Records from a dataset
^^^^
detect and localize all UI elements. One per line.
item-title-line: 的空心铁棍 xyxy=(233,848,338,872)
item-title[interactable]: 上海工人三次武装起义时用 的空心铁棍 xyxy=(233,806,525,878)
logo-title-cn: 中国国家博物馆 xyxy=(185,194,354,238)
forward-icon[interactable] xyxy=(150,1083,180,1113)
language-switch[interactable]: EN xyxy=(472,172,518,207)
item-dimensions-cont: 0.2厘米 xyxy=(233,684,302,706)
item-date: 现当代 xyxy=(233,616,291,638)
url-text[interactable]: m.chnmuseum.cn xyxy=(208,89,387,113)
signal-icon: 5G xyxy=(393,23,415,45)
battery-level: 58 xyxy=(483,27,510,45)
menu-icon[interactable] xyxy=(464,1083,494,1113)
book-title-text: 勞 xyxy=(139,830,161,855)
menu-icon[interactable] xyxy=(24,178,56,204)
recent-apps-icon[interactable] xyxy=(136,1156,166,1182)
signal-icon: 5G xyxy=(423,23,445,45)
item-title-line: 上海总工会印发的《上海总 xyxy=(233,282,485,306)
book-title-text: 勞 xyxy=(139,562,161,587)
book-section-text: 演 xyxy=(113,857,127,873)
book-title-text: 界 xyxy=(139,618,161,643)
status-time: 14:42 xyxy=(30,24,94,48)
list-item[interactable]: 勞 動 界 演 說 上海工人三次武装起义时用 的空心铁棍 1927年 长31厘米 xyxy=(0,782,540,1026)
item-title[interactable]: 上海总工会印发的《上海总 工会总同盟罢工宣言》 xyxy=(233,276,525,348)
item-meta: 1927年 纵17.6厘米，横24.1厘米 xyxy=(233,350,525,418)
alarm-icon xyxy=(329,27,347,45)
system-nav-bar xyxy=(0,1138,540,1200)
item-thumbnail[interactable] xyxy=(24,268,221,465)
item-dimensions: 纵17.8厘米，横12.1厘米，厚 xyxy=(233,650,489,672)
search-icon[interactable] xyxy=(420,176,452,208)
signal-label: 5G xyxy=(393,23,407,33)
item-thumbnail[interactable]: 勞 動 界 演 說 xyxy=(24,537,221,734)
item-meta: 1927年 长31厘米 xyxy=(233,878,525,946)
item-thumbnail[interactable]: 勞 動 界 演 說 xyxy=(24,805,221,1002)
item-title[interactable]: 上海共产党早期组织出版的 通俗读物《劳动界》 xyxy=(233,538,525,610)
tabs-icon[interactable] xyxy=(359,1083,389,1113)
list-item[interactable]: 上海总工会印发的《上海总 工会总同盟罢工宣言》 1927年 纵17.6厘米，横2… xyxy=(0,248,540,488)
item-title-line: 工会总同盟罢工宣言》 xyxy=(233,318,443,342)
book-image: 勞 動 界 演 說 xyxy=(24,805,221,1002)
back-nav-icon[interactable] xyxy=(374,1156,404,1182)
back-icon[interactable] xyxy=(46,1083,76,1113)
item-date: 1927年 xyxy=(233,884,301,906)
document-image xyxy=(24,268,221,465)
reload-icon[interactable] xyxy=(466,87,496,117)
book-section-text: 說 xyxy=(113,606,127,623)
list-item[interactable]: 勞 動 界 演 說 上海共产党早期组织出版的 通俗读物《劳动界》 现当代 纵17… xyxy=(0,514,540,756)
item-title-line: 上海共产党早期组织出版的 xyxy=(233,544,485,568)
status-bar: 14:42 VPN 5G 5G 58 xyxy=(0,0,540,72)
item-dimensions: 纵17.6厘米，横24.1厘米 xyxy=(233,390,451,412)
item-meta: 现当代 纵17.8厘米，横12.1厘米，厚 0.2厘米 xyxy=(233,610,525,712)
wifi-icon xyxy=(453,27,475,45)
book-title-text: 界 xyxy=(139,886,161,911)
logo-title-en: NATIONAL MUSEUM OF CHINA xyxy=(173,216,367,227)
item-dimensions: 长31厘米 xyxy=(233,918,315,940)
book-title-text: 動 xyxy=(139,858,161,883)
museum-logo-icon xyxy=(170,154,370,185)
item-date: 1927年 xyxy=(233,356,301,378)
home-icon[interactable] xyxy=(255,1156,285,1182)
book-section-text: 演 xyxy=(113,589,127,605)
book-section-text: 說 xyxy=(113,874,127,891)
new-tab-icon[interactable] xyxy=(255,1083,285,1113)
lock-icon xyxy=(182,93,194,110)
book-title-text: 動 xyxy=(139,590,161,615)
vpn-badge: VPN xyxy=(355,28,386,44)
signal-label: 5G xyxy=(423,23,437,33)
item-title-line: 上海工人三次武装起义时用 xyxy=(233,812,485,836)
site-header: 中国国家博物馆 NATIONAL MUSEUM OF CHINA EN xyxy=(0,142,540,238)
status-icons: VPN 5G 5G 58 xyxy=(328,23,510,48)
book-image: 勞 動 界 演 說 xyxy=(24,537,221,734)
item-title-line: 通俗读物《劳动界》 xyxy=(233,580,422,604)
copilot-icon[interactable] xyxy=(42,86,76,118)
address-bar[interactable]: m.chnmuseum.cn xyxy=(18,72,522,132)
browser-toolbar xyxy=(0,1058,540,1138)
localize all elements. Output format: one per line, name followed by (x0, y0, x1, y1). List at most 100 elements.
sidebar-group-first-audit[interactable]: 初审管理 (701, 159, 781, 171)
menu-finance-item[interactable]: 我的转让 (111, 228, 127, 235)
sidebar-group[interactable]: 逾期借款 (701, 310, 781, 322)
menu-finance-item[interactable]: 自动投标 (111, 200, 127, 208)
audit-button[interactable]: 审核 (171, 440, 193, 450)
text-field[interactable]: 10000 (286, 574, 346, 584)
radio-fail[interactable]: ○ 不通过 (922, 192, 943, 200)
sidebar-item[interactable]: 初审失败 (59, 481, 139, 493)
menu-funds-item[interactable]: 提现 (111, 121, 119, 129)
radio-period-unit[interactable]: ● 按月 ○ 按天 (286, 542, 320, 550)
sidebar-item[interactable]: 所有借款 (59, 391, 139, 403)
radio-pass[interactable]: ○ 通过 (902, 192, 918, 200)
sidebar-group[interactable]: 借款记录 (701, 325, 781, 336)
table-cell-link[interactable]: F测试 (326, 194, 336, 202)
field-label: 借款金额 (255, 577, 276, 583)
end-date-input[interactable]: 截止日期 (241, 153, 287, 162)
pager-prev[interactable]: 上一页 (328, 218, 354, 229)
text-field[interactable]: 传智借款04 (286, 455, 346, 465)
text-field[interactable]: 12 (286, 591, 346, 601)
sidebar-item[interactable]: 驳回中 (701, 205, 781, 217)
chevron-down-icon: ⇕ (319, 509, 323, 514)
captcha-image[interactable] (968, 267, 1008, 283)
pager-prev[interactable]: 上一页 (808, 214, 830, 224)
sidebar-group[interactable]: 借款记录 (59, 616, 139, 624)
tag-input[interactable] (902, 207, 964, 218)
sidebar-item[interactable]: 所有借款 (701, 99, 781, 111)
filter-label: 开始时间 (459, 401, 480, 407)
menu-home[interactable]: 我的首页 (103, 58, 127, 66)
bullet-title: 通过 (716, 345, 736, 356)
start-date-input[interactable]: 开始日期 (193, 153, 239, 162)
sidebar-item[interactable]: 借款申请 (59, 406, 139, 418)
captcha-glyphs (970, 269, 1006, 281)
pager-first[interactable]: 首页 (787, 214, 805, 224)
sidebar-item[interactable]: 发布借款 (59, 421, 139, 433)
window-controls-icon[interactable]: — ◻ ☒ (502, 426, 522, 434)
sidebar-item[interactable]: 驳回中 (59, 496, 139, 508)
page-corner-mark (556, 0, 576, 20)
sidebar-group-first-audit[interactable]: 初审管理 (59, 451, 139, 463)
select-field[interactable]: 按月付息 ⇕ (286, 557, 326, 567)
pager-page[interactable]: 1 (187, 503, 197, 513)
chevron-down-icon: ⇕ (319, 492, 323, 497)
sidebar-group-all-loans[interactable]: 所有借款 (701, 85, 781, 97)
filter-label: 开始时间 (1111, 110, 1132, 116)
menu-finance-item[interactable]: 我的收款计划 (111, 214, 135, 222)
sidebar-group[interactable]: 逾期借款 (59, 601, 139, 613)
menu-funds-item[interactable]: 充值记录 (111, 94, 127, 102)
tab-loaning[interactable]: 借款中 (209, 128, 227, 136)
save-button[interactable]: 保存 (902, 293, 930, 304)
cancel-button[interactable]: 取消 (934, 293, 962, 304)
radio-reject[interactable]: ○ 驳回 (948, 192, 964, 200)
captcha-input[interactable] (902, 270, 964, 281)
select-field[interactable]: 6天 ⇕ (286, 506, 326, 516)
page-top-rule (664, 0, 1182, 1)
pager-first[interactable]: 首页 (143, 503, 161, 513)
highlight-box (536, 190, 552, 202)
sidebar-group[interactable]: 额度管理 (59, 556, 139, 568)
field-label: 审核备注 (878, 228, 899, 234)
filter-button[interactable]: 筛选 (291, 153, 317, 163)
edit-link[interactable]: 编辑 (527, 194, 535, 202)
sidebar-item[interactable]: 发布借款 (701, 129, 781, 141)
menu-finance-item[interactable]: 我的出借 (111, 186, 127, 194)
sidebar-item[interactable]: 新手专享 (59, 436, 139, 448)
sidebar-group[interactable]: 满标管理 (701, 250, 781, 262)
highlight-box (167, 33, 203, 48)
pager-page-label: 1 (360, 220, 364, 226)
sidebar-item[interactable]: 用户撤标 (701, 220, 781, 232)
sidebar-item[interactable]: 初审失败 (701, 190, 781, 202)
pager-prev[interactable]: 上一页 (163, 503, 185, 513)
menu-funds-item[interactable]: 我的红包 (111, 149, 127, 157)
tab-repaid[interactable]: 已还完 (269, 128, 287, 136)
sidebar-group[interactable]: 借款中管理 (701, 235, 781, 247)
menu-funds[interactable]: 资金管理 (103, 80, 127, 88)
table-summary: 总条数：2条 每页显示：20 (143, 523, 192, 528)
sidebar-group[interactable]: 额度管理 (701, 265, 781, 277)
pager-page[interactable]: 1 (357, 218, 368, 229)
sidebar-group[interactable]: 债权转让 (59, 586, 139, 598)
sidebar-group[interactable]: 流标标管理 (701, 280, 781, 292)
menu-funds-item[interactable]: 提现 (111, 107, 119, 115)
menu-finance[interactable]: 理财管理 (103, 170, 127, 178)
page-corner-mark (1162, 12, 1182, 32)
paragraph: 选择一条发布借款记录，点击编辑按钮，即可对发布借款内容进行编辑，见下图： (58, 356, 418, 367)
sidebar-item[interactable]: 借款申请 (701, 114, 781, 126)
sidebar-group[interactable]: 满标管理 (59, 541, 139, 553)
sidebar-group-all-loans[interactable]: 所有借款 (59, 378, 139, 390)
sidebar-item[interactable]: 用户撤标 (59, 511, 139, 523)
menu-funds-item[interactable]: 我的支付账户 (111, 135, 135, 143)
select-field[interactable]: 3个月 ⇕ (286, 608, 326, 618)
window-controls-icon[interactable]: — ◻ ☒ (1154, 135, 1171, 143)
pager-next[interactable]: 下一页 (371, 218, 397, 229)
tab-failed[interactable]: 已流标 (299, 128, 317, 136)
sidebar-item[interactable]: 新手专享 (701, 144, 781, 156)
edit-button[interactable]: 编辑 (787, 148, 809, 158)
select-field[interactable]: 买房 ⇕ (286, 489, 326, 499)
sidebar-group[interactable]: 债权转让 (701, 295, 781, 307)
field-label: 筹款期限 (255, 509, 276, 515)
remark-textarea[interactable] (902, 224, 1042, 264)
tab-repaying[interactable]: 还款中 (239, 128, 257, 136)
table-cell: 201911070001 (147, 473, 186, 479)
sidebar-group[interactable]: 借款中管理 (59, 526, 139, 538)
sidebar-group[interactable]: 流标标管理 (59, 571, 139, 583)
^^^^
*Stated exercise*.
How many lines of the records above contain the string "localize", counting only matches with the same capitalization? Give the number and nothing else.

*Reply to the exercise*.
2